— BEGIN Passage given —

So I warp to the location and discover a gate. I do a quick directional scan at 2,000,000 km and see 5 Hobgoblin II’s, a Drake, and lots of wrecks. I bookmark the gate, and because of the amount of wrecks on the scan, I activate the warp gate and zoom into first room.

Inside I find nothing. What it looked like I had on my hands was one of those wily mission runners. You know, the ones who try to be smart and salvage each room as they go before they go onto clear the next room. Anyway, the second gate was very far away, so I hit the afterburners and start heading toward it.

When I got to the gate, I did another directional scan to check on the status of my Drake friend, but I was a little surprised when he didn’t show up on the scan. Panicked, and thinking that I might lose the gate if the mission runner suddenly turns in the mission, I quickly activate the gate, catapulting myself into the second room.

To my surprise, I find that there are two NPC’s left in the room. The mission runner must have warped out. I spot the 5 Hobgoblin II’s in the distance, a juicy and tempting find, but there is an NPC battleship near them, so I think better of it and decide that I should just get to salvaging instead of picking up the drones. I bookmark the room and warp off to the station to pick up my salvaging frigate.

When I arrived back at the first mission gate, I did a quick scan to check up on the mission runner’s status. Yep, he made it back in alright, time to extract some tears. I activate the gate.

— END Passage given —
— BEGIN Records for processing —

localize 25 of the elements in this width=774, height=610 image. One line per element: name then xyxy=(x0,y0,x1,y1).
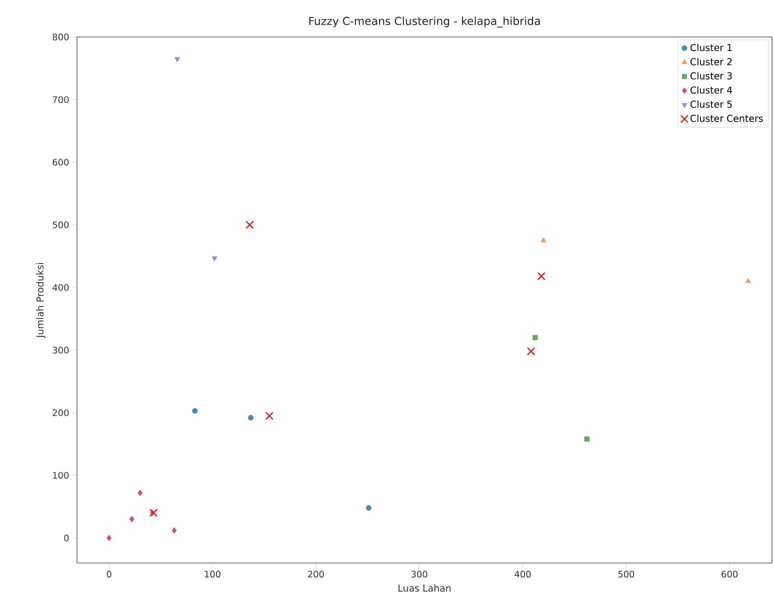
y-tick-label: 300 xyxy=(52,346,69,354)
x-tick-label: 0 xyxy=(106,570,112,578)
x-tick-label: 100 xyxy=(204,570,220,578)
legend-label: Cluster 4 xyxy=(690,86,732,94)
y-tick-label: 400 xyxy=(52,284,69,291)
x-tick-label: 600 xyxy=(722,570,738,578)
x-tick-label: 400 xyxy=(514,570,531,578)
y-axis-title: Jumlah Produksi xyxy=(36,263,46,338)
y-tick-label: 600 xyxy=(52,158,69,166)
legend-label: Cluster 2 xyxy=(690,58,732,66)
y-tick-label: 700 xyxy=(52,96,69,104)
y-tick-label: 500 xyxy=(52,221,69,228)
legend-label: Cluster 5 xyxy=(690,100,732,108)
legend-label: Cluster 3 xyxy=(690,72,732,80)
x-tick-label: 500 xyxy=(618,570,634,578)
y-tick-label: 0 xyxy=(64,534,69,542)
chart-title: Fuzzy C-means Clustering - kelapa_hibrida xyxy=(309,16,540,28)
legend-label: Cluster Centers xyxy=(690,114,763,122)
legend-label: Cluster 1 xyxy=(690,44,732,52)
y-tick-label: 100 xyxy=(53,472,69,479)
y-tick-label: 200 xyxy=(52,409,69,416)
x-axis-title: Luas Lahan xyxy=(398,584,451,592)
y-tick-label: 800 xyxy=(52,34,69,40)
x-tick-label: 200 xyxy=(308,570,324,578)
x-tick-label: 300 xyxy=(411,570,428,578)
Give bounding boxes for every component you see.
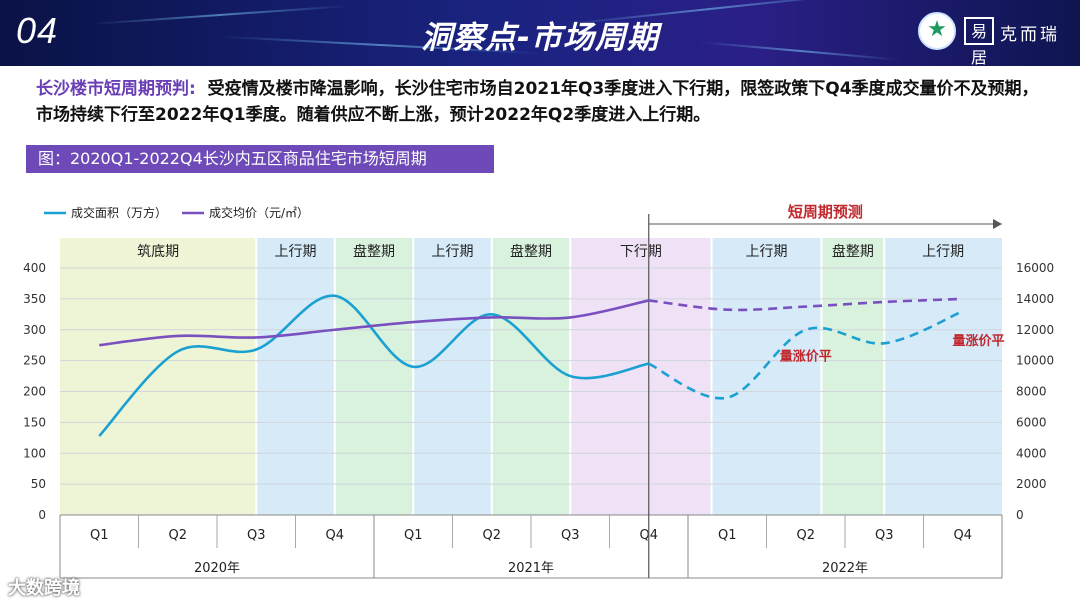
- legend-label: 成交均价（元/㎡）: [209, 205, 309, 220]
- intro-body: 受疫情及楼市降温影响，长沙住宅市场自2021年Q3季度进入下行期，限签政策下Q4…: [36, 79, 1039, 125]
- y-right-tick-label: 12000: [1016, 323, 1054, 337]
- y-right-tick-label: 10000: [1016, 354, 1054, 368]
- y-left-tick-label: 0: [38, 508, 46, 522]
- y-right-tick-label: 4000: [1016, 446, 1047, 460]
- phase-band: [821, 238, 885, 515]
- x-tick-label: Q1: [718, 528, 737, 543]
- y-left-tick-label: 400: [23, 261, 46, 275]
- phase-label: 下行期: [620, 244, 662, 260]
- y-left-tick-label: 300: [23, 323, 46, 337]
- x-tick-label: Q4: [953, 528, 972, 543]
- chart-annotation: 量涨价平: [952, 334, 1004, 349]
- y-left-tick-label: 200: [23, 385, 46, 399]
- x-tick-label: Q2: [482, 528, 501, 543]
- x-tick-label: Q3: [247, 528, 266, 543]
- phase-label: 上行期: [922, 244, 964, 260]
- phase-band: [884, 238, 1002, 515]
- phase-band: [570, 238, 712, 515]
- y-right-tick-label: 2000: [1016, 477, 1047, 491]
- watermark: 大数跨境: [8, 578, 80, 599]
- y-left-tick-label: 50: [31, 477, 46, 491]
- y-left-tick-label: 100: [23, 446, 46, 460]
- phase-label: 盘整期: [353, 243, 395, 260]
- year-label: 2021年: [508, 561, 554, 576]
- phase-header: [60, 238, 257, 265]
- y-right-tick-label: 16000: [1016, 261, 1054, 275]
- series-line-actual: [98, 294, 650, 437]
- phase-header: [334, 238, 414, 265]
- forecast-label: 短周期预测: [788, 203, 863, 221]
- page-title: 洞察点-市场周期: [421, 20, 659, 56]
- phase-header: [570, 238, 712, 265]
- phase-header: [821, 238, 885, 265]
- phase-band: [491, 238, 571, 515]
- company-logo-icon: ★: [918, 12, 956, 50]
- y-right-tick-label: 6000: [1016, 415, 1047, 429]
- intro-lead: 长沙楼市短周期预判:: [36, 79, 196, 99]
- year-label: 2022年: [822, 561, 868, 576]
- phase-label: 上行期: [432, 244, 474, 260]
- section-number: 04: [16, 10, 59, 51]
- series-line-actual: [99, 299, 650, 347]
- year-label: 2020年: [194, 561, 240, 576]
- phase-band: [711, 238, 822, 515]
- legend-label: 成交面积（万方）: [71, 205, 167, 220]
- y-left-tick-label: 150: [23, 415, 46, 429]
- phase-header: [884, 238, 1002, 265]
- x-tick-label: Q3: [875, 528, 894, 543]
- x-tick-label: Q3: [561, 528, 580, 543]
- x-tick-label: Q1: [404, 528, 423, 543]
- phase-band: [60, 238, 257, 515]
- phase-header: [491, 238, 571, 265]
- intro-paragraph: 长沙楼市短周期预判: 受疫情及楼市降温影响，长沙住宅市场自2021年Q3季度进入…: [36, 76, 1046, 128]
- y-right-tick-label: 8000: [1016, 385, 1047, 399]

— END Records for processing —

* Exercises to complete *
**a.** Convert part of the listing into a Markdown table with the columns Row and Line, numbering each line and leaving out blank ones. Begin at the line that has "y-tick-label: 300 xyxy=(52,346,69,354)" and stop after the line that has "Give bounding boxes".
**b.** Carry on the salvaging story from the point where it ends.
The listing has no connection to the salvaging story.

* Expected answers *
**a.**
| Row | Line |
|---|---|
| 1 | y-tick-label: 300 xyxy=(52,346,69,354) |
| 2 | x-tick-label: 0 xyxy=(106,570,112,578) |
| 3 | x-tick-label: 100 xyxy=(204,570,220,578) |
| 4 | legend-label: Cluster 4 xyxy=(690,86,732,94) |
| 5 | y-tick-label: 400 xyxy=(52,284,69,291) |
| 6 | x-tick-label: 600 xyxy=(722,570,738,578) |
| 7 | x-tick-label: 400 xyxy=(514,570,531,578) |
| 8 | y-axis-title: Jumlah Produksi xyxy=(36,263,46,338) |
| 9 | y-tick-label: 600 xyxy=(52,158,69,166) |
| 10 | legend-label: Cluster 2 xyxy=(690,58,732,66) |
| 11 | y-tick-label: 700 xyxy=(52,96,69,104) |
| 12 | y-tick-label: 500 xyxy=(52,221,69,228) |
| 13 | legend-label: Cluster 5 xyxy=(690,100,732,108) |
| 14 | legend-label: Cluster 3 xyxy=(690,72,732,80) |
| 15 | x-tick-label: 500 xyxy=(618,570,634,578) |
| 16 | y-tick-label: 0 xyxy=(64,534,69,542) |
| 17 | chart-title: Fuzzy C-means Clustering - kelapa_hibrida xyxy=(309,16,540,28) |
| 18 | legend-label: Cluster Centers xyxy=(690,114,763,122) |
| 19 | legend-label: Cluster 1 xyxy=(690,44,732,52) |
| 20 | y-tick-label: 100 xyxy=(53,472,69,479) |
| 21 | y-tick-label: 200 xyxy=(52,409,69,416) |
| 22 | x-axis-title: Luas Lahan xyxy=(398,584,451,592) |
| 23 | y-tick-label: 800 xyxy=(52,34,69,40) |
| 24 | x-tick-label: 200 xyxy=(308,570,324,578) |
| 25 | x-tick-label: 300 xyxy=(411,570,428,578) |
| 26 | Give bounding boxes for every component you see. |

**b.**
I come out of warp into the first room to find the the Drake slugging its way across the expanse of the first room toward the far gate. Hitting the afterburners, I quickly pass him, leaving him far in the distance as I activate the second gate into the final room where my salvage awaited its liberation.

I come out of warp and immediately target the closest large wreck and head for it. While orbiting the wreck however, I noticed that the NPC battleship that had originally been guarding the Hobgoblin II’s had moved away from them, allowing enough distance for me to safely free the drones from their soon-to-be former master.

I get the “There’s no salvage to be had” message from the large wreck that I was working on, utter a small curse about Mordu wrecks under my breath, and make a bee-line for the Hobgoblins, the blood beginning to pound through my veins as I realize that the Drake could be nearing the gate and warping in on me. The race was on!

Time was of the essence. I pushed my little Slasher to its limits in order to reach my prize. “To hell with this crappy salvage and loot I thought, these drones are mine!”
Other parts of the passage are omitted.